FRAGMENT TEKSTU —
* * * * *
Ukraińcy: jesteśmy lepsi od Polaków - u nas jest wyższy poziom

Ukraińcy: jesteśmy lepsi od Polaków - u nas jest wyższy poziom

Dodano:   /  Zmieniono: 
Sprzedawca ukraińskich flag na ulicy w Kijowie (fot. PAP/EPA/GEORGI LICOVSKI) 
Wysokich cen noclegów, pobicia i kradzieży oraz milicji najbardziej obawiają się według ukraińskiej prasy portugalscy, niemieccy i duńscy kibice, których reprezentacje w trakcie piłkarskich mistrzostw Europy będą rywalizowały głównie we Lwowie.

W przeddzień rozpoczęcia Euro 2012 ogólnoukraińskie gazety skupiają się na ostatnich problemach swojej reprezentacji narodowej. Przed meczem towarzyskim z Turcją 5 czerwca dziesięciu ukraińskich piłkarzy uległo zatruciu pokarmowemu, co przyczyniło się do porażki 0:2. Anatolij Tymoszczuk leżał nawet pod kroplówką. To właśnie zatrucie było główną przyczyną porażki - podaje dziennik "Dzień".

"Ukraińcy lepsi od Polaków - wyższy poziom rozgrywek ligowych"

Z kolei gazeta "Siegodnia" porównuje drużyny gospodarzy Euro 2012. Według dziennika, na korzyść Ukraińców przemawia wyższy poziom rozgrywek ligowych i silniejsze kluby w tym kraju. Mimo to dziennikarze jako mocniejszą wskazują reprezentację biało-czerwonych.

Więcej miejsca Euro poświęcają lwowskie gazety. Zasady działania i  harmonogram Strefy Kibica na drugiej stronie umieściła "Lwiwska gazeta". Z kolei według sondażu opublikowanego we "Lwiwskiej poczcie" wynika, że  tylko pięć procent spośród biorących udział w ankiecie mieszkańców stan przygotowań miasta określa jako bardzo dobry. 47 procent uważa, że jest dobry. Natomiast 28 procent spośród badanych przygotowanie Lwowa określa jako niewystarczające, a 8 procent jako złe.
* * * * *
DANE ŹRÓDŁOWE —
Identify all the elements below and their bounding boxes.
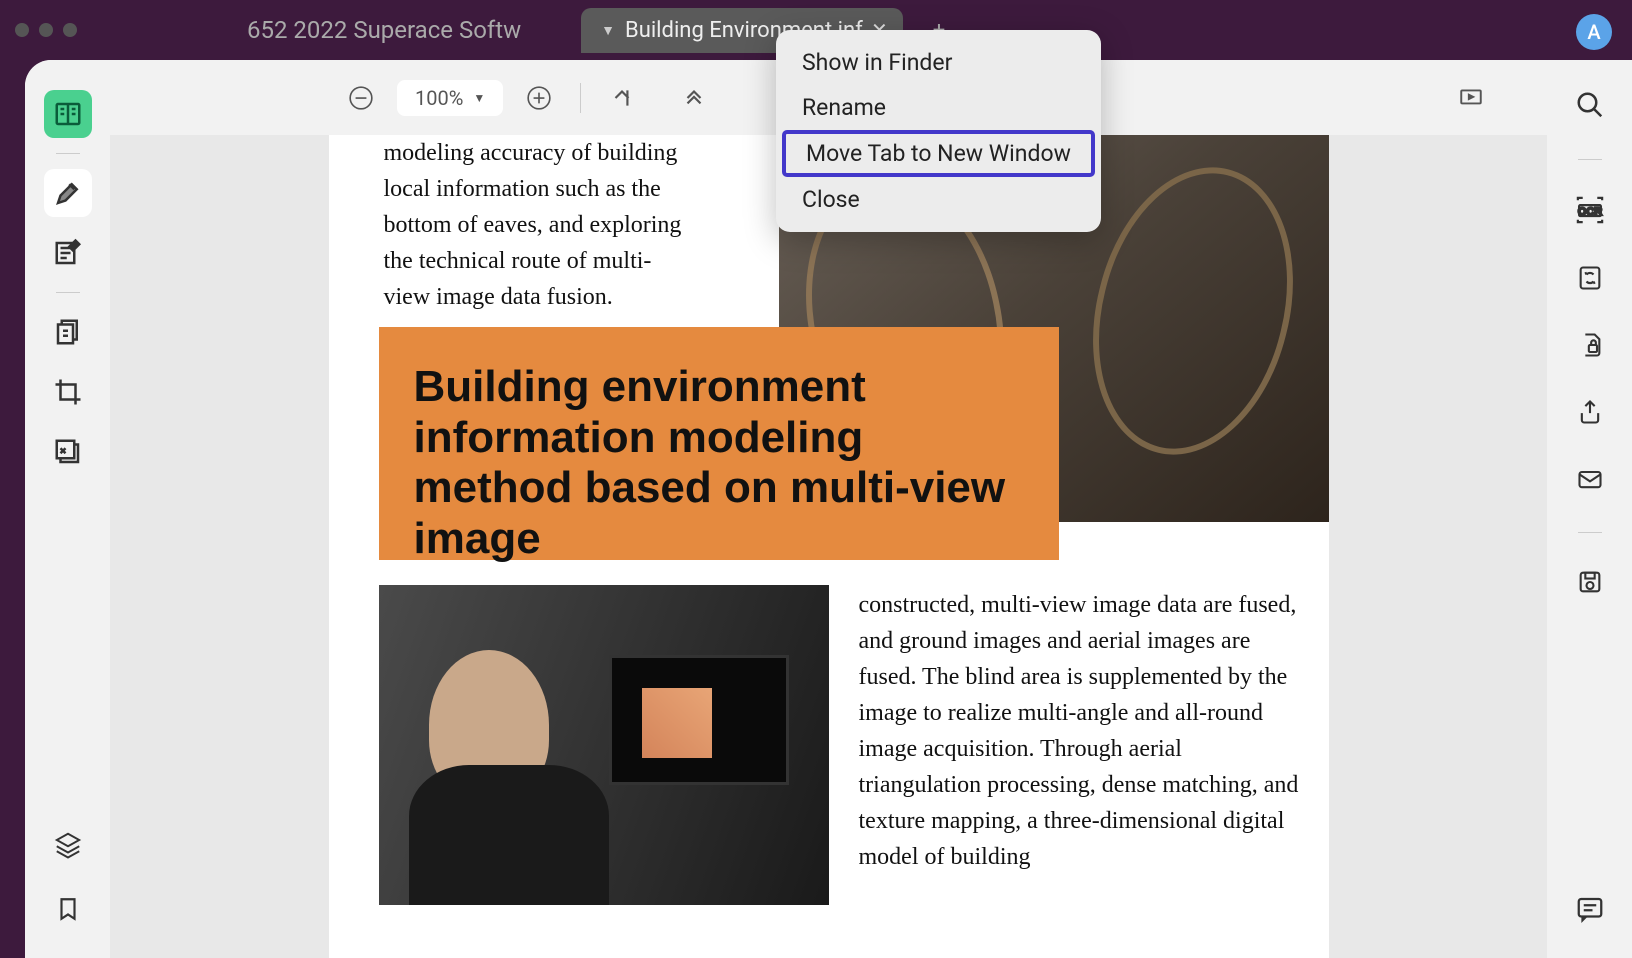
* * * * *
ZADANIE PISEMNE A —
Odpowiedz krótko na pytania do artykułu o Euro 2012:
(i) Jakim wynikiem zakończył się mecz towarzyski Ukrainy z Turcją rozegrany 5 czerwca?
(ii) Która gazeta zamieściła na drugiej stronie zasady działania i harmonogram Strefy Kibica?
(iii) Jaki odsetek ankietowanych mieszkańców uznał stan przygotowań Lwowa za dobry?
ZADANIE PISEMNE B —
Zmień fragment artykułu o Euro 2012, który zaczyna się od „Wysokich cen noclegów, pobicia” i kończy na „rywalizowały głównie we Lwowie.”. Przepisz go z „Charkowie” w miejscu „Lwowie”.
ZADANIE PISEMNE C —
Dopisz dalszy ciąg artykułu o Euro 2012, zaczynając od miejsca, w którym się kończy.
Dane nie mają tu żadnego znaczenia.

ODPOWIEDŹ A —
(i) Ukraina przegrała 0:2.
(ii) „Lwiwska gazeta”.
(iii) 47 procent.

ODPOWIEDŹ B —
Wysokich cen noclegów, pobicia i kradzieży oraz milicji najbardziej obawiają się według ukraińskiej prasy portugalscy, niemieccy i duńscy kibice, których reprezentacje w trakcie piłkarskich mistrzostw Europy będą rywalizowały głównie we Charkowie.

ODPOWIEDŹ C —
Lwowski tygodnik "Zik" ujawnił z kolei, że umowa dotycząca ochrony Strefy Kibica pomiędzy rządową agencją ds. przygotowań Lwowa, a  państwową służbą ochrony miasta (będącą częścią milicji), opiewa na 800 tys. hrywien, czyli ok. 100 tys. dolarów.

Mimo to według tygodnika, większość zagranicznych kibiców obawia się przyjazdu na Ukrainę z powodu wysokich cen noclegów, sytuacji kryminogennych i wiadomości prasowych o ksenofobii. Członkowie oficjalnego fanklubu reprezentacji Danii, która dwa mecze grupowe rozegra we Lwowie i jeden w Charkowie, zdecydowali się zamieszkać w  Polsce i na każde spotkanie swojego zespołu przyjeżdżać na Ukrainę i po nim wracać. Do pobytu na Ukrainie miały ich zniechęcić obrazki z  telewizji, kiedy to kibice byli bici przez funkcjonariuszy milicji.

Noc we Lwowie? 120 euro, proszę

Tygodnik podaje również przykład portugalskiego kibica Victora Mendozy, który we Lwowie zarezerwował sobie nocleg tylko na dzień meczu swoich rodaków. Koszt wynosi 120 euro. Na pozostałą część pobytu na Euro 2012 Mendoza zdecydował się zamieszkać w Krakowie.

Tygodnik zamieścił również fotoreportaż, w którym opublikowano 11 zdjęć najbardziej obskurnych miejsc miasta. Dziennikarze stworzyli ranking najbardziej brudnych i wstydliwych miejsc w centrum Lwowa, które znajdują się na szlakach turystycznych.

W zupełnie odmiennych nastrojach przygotowania do Euro przedstawiła samorządowa gazeta "Przyjazne miasto", która stworzyła ranking najważniejszych przedsięwzięć, które udało się zrealizować przy okazji Euro 2012. Na pierwszym miejscu są wyremontowane drogi. W ciągu ostatnich pięciu lat przeprowadzono modernizację większej ilości dróg, niż w trakcie w ostatnich 20 latach niepodległej Ukrainy. Na drugiej pozycji odnotowano odrestaurowanie miejskich zabytków i przede wszystkim rynku. Trzecie miejsce zajęło stworzenie 10 tys. miejsc pracy. Jednak miejscowi politycy będący w opozycji do obecnej władzy mają sporo zastrzeżeń do powyższych osiągnięć.

Pierwszy mecz na Arenie Lwów odbędzie się 9 czerwca (20.45) pomiędzy Niemcami, a Portugalią. 13 (18.00) czerwca podopieczni Paulo Bento zmierzą się z Danią, a ostatnim meczem w tym mieście będzie spotkanie Danii z Niemcami (17 czerwca, godz. 20.45).